#### [Problem description]
Extract every line where the string "Properties" appears.
-- START Provided data --
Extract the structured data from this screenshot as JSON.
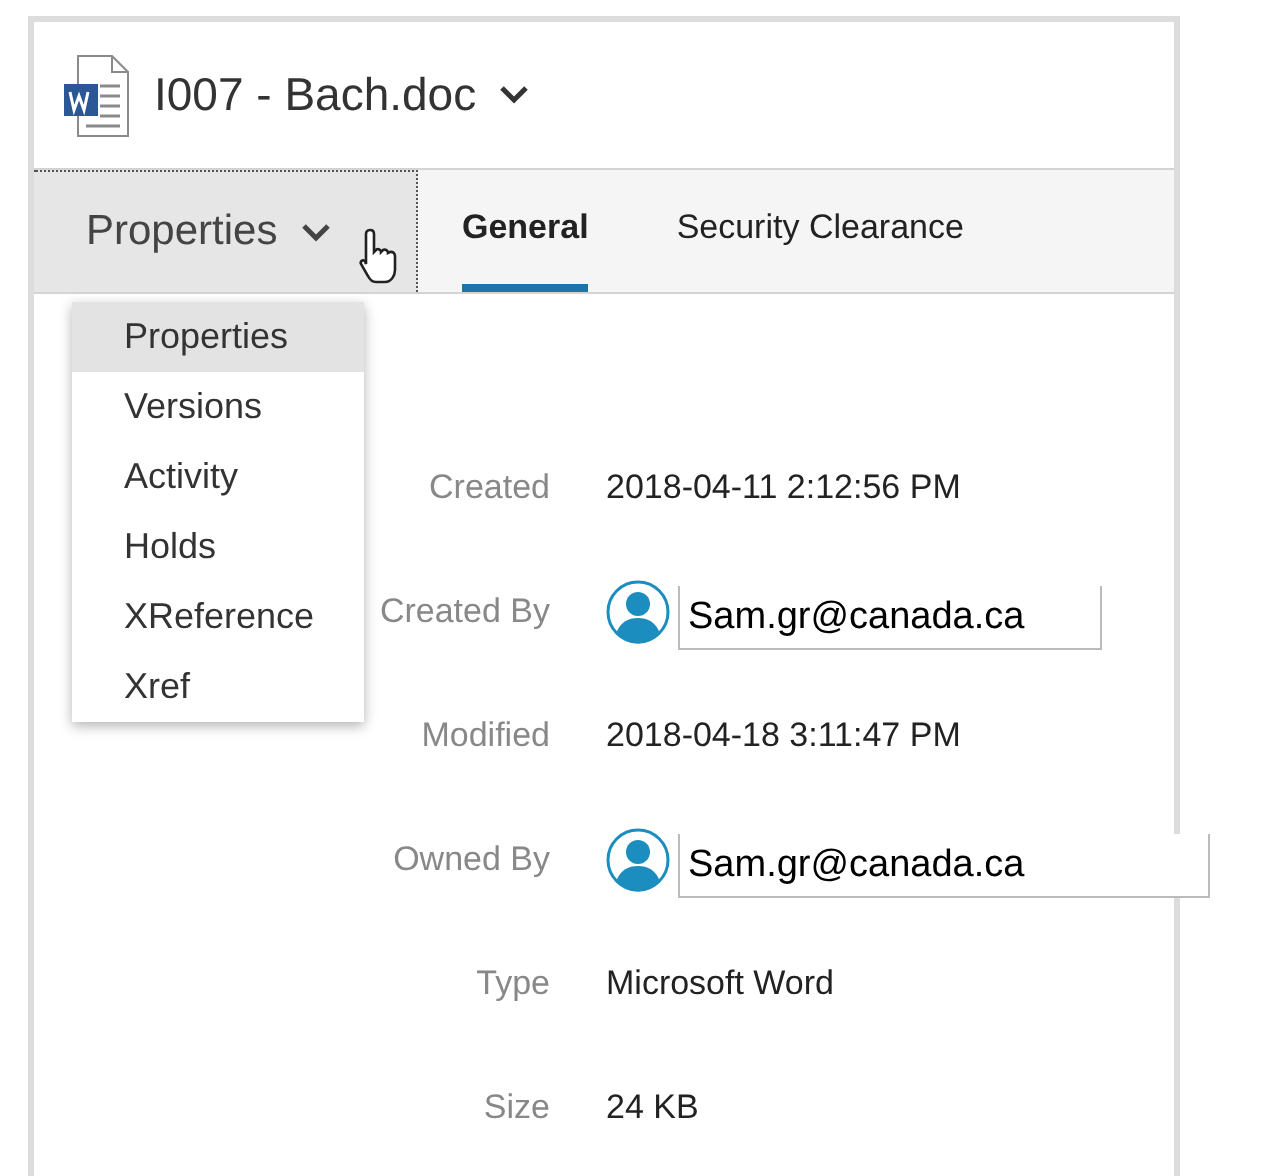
{
  "document": {
    "title": "I007 - Bach.doc"
  },
  "view_menu": {
    "label": "Properties",
    "expanded": true,
    "items": [
      {
        "label": "Properties",
        "selected": true
      },
      {
        "label": "Versions",
        "selected": false
      },
      {
        "label": "Activity",
        "selected": false
      },
      {
        "label": "Holds",
        "selected": false
      },
      {
        "label": "XReference",
        "selected": false
      },
      {
        "label": "Xref",
        "selected": false
      }
    ]
  },
  "tabs": [
    {
      "label": "General",
      "selected": true
    },
    {
      "label": "Security Clearance",
      "selected": false
    }
  ],
  "fields": [
    {
      "kind": "text",
      "label": "Created",
      "value": "2018-04-11 2:12:56 PM"
    },
    {
      "kind": "user",
      "label": "Created By",
      "value": "Sam.gr@canada.ca"
    },
    {
      "kind": "text",
      "label": "Modified",
      "value": "2018-04-18 3:11:47 PM"
    },
    {
      "kind": "user",
      "label": "Owned By",
      "value": "Sam.gr@canada.ca"
    },
    {
      "kind": "text",
      "label": "Type",
      "value": "Microsoft Word"
    },
    {
      "kind": "text",
      "label": "Size",
      "value": "24 KB"
    }
  ]
}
-- END Provided data --
#### [Exercise output]
    "label": "Properties",
        "label": "Properties",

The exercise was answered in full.